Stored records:
>> begin

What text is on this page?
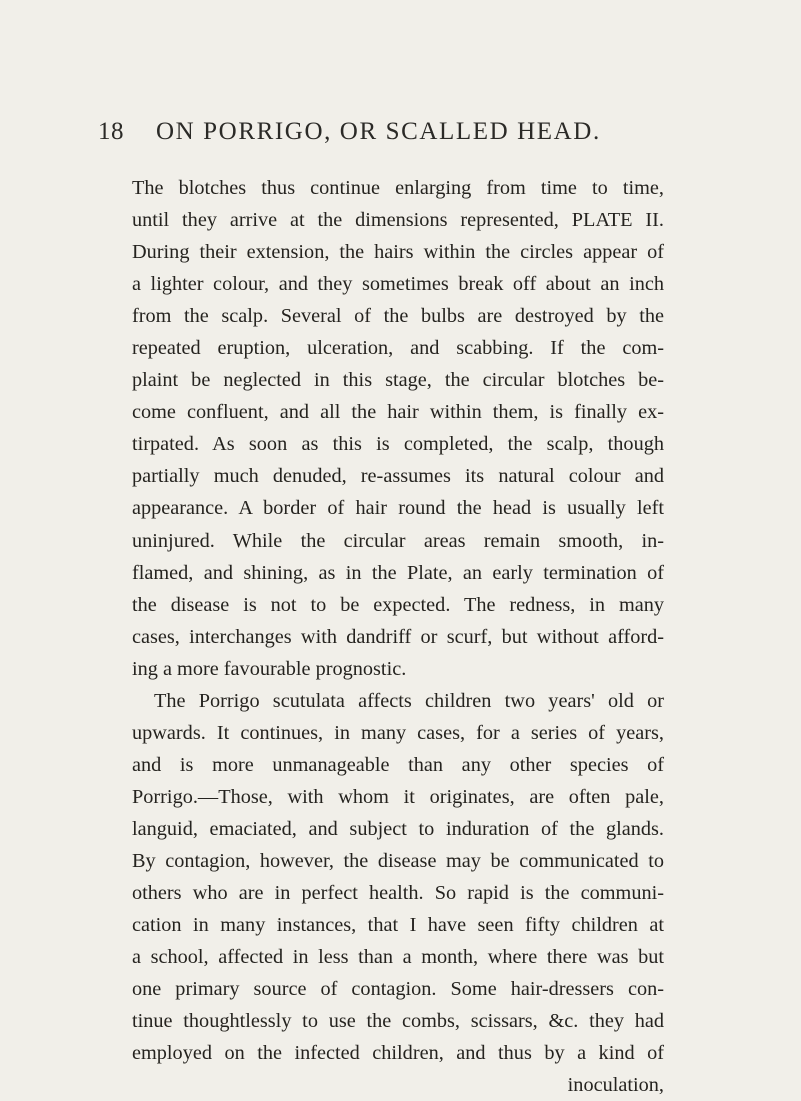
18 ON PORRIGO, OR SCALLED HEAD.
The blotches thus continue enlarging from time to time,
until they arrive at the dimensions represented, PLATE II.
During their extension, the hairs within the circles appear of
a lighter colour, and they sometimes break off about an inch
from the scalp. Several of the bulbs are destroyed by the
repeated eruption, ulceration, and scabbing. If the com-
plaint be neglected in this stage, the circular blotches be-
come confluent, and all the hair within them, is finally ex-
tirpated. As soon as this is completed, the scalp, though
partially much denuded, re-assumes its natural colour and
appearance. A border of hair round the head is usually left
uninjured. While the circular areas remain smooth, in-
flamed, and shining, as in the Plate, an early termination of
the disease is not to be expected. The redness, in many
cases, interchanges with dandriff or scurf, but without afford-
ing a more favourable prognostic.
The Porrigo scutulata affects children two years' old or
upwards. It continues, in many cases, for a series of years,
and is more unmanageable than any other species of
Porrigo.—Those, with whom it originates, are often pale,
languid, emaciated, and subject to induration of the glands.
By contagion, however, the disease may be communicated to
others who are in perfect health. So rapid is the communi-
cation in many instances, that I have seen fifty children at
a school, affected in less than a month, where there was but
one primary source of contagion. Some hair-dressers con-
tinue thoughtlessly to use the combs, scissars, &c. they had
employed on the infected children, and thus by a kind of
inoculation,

>> end
>> begin

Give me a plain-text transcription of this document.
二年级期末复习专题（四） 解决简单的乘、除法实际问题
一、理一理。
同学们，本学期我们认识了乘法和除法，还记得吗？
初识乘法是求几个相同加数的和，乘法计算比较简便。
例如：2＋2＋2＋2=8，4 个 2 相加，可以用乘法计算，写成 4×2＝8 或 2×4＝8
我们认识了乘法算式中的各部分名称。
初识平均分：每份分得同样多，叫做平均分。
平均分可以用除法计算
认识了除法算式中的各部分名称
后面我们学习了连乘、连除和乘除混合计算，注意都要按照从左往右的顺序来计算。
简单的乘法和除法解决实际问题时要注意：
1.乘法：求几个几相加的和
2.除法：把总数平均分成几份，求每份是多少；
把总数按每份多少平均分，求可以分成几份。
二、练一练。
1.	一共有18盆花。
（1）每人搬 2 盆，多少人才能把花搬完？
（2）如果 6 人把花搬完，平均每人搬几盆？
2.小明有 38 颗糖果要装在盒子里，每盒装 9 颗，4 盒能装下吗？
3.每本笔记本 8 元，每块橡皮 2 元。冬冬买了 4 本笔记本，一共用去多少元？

>> end

What to do: Only lines that contain the word "colour" are wanted; copy each of them.

Reply:
a lighter colour, and they sometimes break off about an inch
partially much denuded, re-assumes its natural colour and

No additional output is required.